### Aim of the exercise
What is needed is an exact copy of all the lines below.

[Dataset records]

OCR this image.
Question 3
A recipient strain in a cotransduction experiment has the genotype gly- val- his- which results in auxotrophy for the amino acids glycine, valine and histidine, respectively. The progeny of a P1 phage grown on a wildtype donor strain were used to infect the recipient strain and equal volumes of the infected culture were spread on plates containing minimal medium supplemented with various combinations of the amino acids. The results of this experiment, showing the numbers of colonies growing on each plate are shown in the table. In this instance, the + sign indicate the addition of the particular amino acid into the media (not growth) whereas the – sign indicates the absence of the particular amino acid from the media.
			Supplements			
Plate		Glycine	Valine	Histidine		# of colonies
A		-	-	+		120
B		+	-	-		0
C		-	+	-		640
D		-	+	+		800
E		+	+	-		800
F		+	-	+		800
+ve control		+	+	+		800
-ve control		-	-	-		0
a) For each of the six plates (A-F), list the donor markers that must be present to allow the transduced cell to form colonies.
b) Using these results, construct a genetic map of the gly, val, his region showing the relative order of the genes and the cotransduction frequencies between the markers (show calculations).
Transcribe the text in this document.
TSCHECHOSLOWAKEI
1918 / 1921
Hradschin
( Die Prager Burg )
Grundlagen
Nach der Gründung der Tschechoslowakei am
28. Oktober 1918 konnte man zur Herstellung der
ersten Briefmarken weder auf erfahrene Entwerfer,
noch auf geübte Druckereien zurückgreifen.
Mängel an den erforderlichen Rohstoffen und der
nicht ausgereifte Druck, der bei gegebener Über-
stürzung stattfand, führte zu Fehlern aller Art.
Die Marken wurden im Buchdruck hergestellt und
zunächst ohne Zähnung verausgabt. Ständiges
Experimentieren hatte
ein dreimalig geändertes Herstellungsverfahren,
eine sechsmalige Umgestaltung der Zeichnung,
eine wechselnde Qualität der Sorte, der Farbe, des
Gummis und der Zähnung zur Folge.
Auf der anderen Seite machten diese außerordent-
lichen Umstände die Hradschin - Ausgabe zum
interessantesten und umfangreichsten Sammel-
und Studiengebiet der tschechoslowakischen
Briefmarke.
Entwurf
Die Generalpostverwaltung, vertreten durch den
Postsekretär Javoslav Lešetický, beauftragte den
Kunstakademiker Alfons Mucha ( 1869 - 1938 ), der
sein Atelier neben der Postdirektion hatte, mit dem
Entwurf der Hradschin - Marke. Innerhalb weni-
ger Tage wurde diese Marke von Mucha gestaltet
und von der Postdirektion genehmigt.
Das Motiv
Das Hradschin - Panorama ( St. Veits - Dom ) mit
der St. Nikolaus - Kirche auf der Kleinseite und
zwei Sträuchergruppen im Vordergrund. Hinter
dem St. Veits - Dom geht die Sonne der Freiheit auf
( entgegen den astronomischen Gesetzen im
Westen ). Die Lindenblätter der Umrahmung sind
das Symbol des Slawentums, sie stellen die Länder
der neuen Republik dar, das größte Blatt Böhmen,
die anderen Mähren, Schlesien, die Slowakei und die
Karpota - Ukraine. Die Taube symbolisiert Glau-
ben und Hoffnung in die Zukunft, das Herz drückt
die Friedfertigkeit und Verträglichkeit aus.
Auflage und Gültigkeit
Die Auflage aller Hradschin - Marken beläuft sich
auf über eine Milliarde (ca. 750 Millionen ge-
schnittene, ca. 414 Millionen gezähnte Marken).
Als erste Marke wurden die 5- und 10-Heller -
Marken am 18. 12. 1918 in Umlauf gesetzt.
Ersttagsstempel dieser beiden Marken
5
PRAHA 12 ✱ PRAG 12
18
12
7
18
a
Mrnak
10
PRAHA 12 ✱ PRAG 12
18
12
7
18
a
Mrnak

[/Dataset records]

### Result of the exercise
OCR this image.
Question 3
A recipient strain in a cotransduction experiment has the genotype gly- val- his- which results in auxotrophy for the amino acids glycine, valine and histidine, respectively. The progeny of a P1 phage grown on a wildtype donor strain were used to infect the recipient strain and equal volumes of the infected culture were spread on plates containing minimal medium supplemented with various combinations of the amino acids. The results of this experiment, showing the numbers of colonies growing on each plate are shown in the table. In this instance, the + sign indicate the addition of the particular amino acid into the media (not growth) whereas the – sign indicates the absence of the particular amino acid from the media.
			Supplements			
Plate		Glycine	Valine	Histidine		# of colonies
A		-	-	+		120
B		+	-	-		0
C		-	+	-		640
D		-	+	+		800
E		+	+	-		800
F		+	-	+		800
+ve control		+	+	+		800
-ve control		-	-	-		0
a) For each of the six plates (A-F), list the donor markers that must be present to allow the transduced cell to form colonies.
b) Using these results, construct a genetic map of the gly, val, his region showing the relative order of the genes and the cotransduction frequencies between the markers (show calculations).
Transcribe the text in this document.
TSCHECHOSLOWAKEI
1918 / 1921
Hradschin
( Die Prager Burg )
Grundlagen
Nach der Gründung der Tschechoslowakei am
28. Oktober 1918 konnte man zur Herstellung der
ersten Briefmarken weder auf erfahrene Entwerfer,
noch auf geübte Druckereien zurückgreifen.
Mängel an den erforderlichen Rohstoffen und der
nicht ausgereifte Druck, der bei gegebener Über-
stürzung stattfand, führte zu Fehlern aller Art.
Die Marken wurden im Buchdruck hergestellt und
zunächst ohne Zähnung verausgabt. Ständiges
Experimentieren hatte
ein dreimalig geändertes Herstellungsverfahren,
eine sechsmalige Umgestaltung der Zeichnung,
eine wechselnde Qualität der Sorte, der Farbe, des
Gummis und der Zähnung zur Folge.
Auf der anderen Seite machten diese außerordent-
lichen Umstände die Hradschin - Ausgabe zum
interessantesten und umfangreichsten Sammel-
und Studiengebiet der tschechoslowakischen
Briefmarke.
Entwurf
Die Generalpostverwaltung, vertreten durch den
Postsekretär Javoslav Lešetický, beauftragte den
Kunstakademiker Alfons Mucha ( 1869 - 1938 ), der
sein Atelier neben der Postdirektion hatte, mit dem
Entwurf der Hradschin - Marke. Innerhalb weni-
ger Tage wurde diese Marke von Mucha gestaltet
und von der Postdirektion genehmigt.
Das Motiv
Das Hradschin - Panorama ( St. Veits - Dom ) mit
der St. Nikolaus - Kirche auf der Kleinseite und
zwei Sträuchergruppen im Vordergrund. Hinter
dem St. Veits - Dom geht die Sonne der Freiheit auf
( entgegen den astronomischen Gesetzen im
Westen ). Die Lindenblätter der Umrahmung sind
das Symbol des Slawentums, sie stellen die Länder
der neuen Republik dar, das größte Blatt Böhmen,
die anderen Mähren, Schlesien, die Slowakei und die
Karpota - Ukraine. Die Taube symbolisiert Glau-
ben und Hoffnung in die Zukunft, das Herz drückt
die Friedfertigkeit und Verträglichkeit aus.
Auflage und Gültigkeit
Die Auflage aller Hradschin - Marken beläuft sich
auf über eine Milliarde (ca. 750 Millionen ge-
schnittene, ca. 414 Millionen gezähnte Marken).
Als erste Marke wurden die 5- und 10-Heller -
Marken am 18. 12. 1918 in Umlauf gesetzt.
Ersttagsstempel dieser beiden Marken
5
PRAHA 12 ✱ PRAG 12
18
12
7
18
a
Mrnak
10
PRAHA 12 ✱ PRAG 12
18
12
7
18
a
Mrnak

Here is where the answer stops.